EXTRACTED MATERIAL:
———

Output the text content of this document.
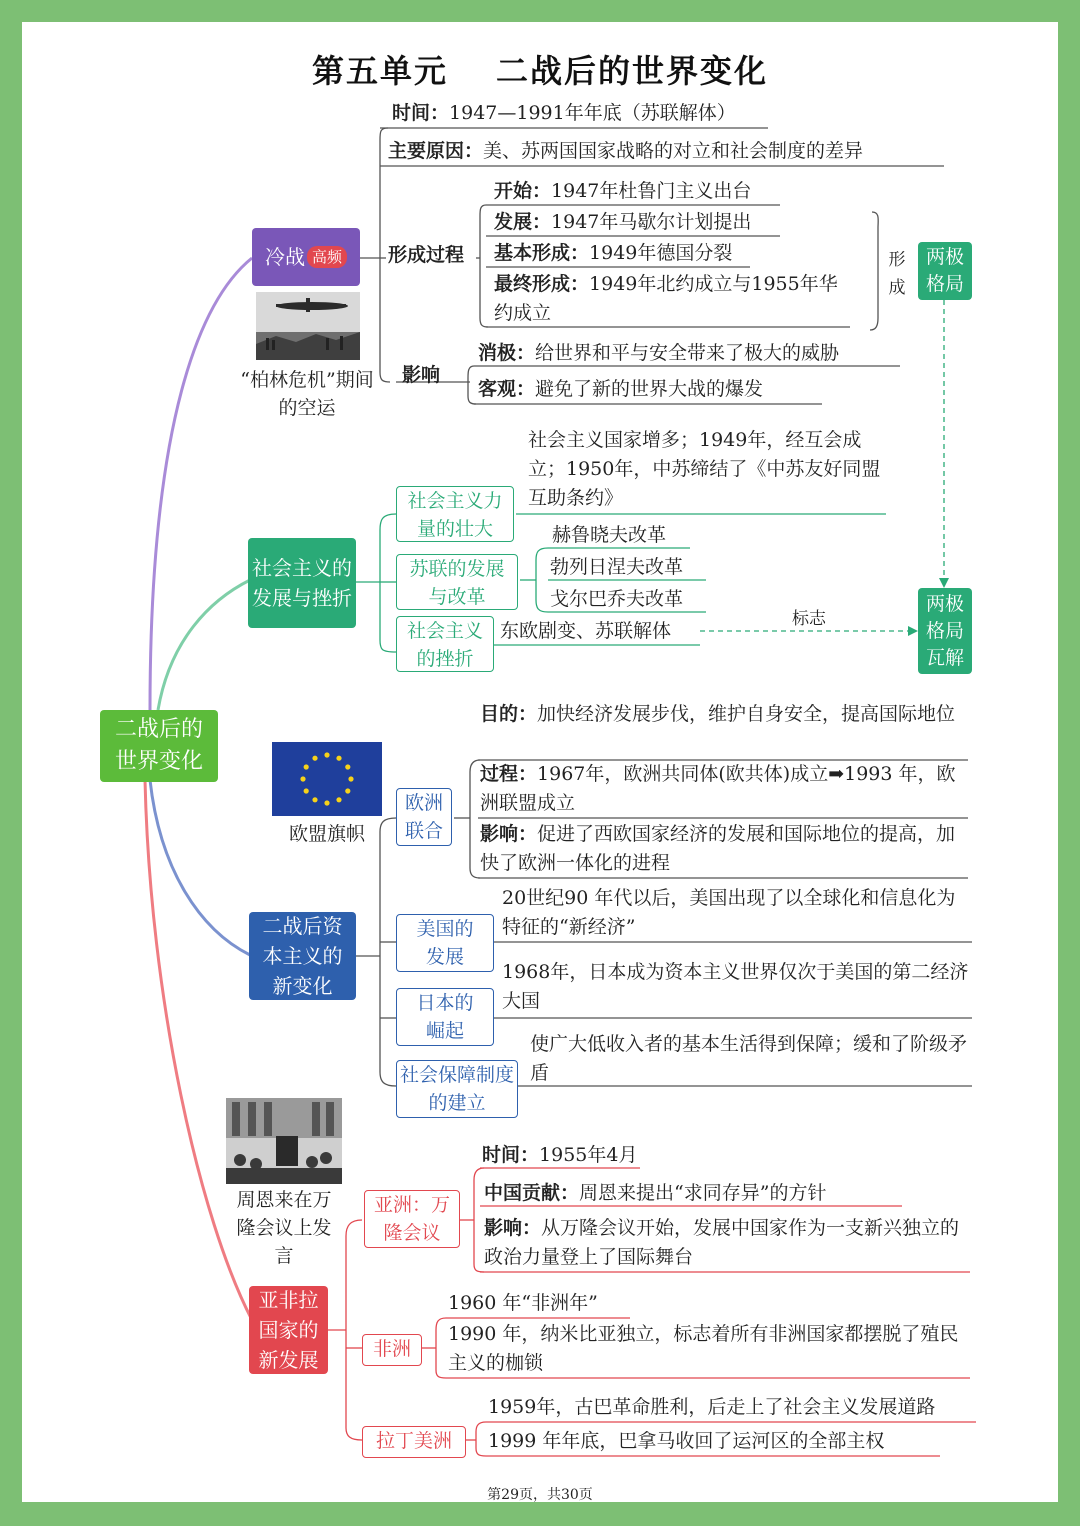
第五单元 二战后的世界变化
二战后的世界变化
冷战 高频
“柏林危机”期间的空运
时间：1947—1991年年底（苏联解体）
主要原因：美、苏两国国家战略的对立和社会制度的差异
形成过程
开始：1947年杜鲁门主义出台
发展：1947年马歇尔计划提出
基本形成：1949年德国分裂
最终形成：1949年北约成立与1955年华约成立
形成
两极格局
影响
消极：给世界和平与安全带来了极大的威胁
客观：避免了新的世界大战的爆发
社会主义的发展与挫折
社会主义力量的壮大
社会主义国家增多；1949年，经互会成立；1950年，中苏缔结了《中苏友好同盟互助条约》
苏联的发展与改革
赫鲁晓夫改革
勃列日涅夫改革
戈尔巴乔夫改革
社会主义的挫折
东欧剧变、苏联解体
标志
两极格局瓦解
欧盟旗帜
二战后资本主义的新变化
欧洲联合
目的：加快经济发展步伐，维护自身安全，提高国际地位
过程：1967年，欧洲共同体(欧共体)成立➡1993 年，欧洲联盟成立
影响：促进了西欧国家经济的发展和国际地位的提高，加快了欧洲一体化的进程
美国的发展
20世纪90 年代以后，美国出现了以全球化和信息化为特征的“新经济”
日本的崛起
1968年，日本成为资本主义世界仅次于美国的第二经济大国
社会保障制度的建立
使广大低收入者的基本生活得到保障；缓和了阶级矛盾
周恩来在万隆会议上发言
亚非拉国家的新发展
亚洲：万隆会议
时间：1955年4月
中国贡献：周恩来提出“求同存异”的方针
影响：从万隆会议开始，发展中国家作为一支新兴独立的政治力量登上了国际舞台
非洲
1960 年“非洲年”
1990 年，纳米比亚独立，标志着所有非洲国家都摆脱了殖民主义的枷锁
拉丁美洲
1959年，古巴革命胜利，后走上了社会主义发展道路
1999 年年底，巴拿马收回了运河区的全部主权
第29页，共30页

———

TASK: From start to finish, output the listing exactly, but omit its pictures.

EXERCISE ANSWER:
Output the text content of this document.
第五单元 二战后的世界变化
二战后的世界变化
冷战 高频
“柏林危机”期间的空运
时间：1947—1991年年底（苏联解体）
主要原因：美、苏两国国家战略的对立和社会制度的差异
形成过程
开始：1947年杜鲁门主义出台
发展：1947年马歇尔计划提出
基本形成：1949年德国分裂
最终形成：1949年北约成立与1955年华约成立
形成
两极格局
影响
消极：给世界和平与安全带来了极大的威胁
客观：避免了新的世界大战的爆发
社会主义的发展与挫折
社会主义力量的壮大
社会主义国家增多；1949年，经互会成立；1950年，中苏缔结了《中苏友好同盟互助条约》
苏联的发展与改革
赫鲁晓夫改革
勃列日涅夫改革
戈尔巴乔夫改革
社会主义的挫折
东欧剧变、苏联解体
标志
两极格局瓦解
欧盟旗帜
二战后资本主义的新变化
欧洲联合
目的：加快经济发展步伐，维护自身安全，提高国际地位
过程：1967年，欧洲共同体(欧共体)成立➡1993 年，欧洲联盟成立
影响：促进了西欧国家经济的发展和国际地位的提高，加快了欧洲一体化的进程
美国的发展
20世纪90 年代以后，美国出现了以全球化和信息化为特征的“新经济”
日本的崛起
1968年，日本成为资本主义世界仅次于美国的第二经济大国
社会保障制度的建立
使广大低收入者的基本生活得到保障；缓和了阶级矛盾
周恩来在万隆会议上发言
亚非拉国家的新发展
亚洲：万隆会议
时间：1955年4月
中国贡献：周恩来提出“求同存异”的方针
影响：从万隆会议开始，发展中国家作为一支新兴独立的政治力量登上了国际舞台
非洲
1960 年“非洲年”
1990 年，纳米比亚独立，标志着所有非洲国家都摆脱了殖民主义的枷锁
拉丁美洲
1959年，古巴革命胜利，后走上了社会主义发展道路
1999 年年底，巴拿马收回了运河区的全部主权
第29页，共30页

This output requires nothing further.